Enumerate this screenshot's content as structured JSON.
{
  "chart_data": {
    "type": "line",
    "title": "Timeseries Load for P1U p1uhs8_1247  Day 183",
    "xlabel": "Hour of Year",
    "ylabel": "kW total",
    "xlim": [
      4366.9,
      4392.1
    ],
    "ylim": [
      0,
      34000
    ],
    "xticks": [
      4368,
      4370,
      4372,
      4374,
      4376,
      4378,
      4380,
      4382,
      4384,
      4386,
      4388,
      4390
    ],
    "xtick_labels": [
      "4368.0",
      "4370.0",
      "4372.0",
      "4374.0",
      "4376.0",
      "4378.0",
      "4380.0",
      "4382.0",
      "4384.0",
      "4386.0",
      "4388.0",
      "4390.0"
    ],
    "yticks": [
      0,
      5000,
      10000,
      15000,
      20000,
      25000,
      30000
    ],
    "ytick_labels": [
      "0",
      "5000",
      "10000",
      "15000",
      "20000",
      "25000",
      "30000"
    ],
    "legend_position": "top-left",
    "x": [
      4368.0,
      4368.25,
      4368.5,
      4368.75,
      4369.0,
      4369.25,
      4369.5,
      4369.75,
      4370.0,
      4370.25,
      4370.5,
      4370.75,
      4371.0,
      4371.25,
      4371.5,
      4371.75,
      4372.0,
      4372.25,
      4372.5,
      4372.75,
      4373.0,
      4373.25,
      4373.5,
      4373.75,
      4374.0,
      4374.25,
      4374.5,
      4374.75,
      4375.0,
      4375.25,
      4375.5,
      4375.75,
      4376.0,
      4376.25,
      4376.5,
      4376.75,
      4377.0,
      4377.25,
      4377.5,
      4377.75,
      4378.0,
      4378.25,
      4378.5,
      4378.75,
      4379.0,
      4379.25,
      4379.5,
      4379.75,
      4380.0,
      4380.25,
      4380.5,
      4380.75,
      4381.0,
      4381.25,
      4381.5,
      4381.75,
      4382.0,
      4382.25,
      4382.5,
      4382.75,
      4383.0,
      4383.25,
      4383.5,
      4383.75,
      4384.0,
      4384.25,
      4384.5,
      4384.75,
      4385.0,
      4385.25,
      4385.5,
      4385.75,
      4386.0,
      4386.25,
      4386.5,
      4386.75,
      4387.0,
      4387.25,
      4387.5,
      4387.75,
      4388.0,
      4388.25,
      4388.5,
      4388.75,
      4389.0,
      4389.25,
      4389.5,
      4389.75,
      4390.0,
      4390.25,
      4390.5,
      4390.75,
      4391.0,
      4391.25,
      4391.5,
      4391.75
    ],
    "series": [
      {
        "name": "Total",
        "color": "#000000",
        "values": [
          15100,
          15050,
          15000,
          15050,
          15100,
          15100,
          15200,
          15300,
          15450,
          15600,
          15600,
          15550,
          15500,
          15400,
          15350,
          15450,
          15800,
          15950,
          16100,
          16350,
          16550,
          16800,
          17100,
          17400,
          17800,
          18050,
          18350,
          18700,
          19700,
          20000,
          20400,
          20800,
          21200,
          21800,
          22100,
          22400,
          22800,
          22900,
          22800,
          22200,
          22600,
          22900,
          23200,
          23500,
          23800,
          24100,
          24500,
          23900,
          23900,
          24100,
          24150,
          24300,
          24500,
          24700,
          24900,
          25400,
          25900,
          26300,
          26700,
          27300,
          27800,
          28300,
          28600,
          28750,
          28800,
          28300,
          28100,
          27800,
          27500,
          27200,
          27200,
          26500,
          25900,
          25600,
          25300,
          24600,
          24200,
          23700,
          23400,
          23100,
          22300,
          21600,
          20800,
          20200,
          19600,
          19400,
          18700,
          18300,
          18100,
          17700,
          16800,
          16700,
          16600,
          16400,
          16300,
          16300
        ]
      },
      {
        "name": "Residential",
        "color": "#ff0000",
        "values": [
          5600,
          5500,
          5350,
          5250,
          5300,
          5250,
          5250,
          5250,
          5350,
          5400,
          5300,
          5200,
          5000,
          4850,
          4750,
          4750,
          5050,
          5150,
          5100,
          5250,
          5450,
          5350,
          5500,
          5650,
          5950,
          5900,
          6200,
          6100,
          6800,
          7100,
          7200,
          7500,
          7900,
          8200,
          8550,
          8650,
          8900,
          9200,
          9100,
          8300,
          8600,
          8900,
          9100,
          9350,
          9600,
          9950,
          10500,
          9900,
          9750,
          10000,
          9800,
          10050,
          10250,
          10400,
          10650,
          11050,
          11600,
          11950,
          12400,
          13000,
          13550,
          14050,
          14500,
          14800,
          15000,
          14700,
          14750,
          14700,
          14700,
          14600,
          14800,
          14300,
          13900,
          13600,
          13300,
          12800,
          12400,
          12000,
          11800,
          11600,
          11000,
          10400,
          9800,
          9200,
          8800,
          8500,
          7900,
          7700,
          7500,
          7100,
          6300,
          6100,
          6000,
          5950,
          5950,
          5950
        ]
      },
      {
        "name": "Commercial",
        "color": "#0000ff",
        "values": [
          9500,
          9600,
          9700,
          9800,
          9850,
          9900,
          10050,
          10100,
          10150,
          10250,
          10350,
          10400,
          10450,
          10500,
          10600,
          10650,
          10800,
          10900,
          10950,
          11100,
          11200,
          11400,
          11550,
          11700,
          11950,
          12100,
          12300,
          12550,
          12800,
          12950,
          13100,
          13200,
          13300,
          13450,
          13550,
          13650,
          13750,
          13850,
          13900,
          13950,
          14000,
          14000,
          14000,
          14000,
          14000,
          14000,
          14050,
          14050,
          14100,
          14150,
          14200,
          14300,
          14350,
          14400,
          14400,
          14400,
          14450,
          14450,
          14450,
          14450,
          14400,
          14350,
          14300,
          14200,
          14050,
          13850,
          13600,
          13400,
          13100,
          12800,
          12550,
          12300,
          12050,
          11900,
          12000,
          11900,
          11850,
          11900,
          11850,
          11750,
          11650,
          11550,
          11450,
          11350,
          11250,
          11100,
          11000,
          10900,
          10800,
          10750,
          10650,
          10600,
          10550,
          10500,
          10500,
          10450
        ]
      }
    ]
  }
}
* * *
Task goal: Write out every line of the entries that holds the word "name".

Finished task:
        "name": "Total",
        "name": "Residential",
        "name": "Commercial",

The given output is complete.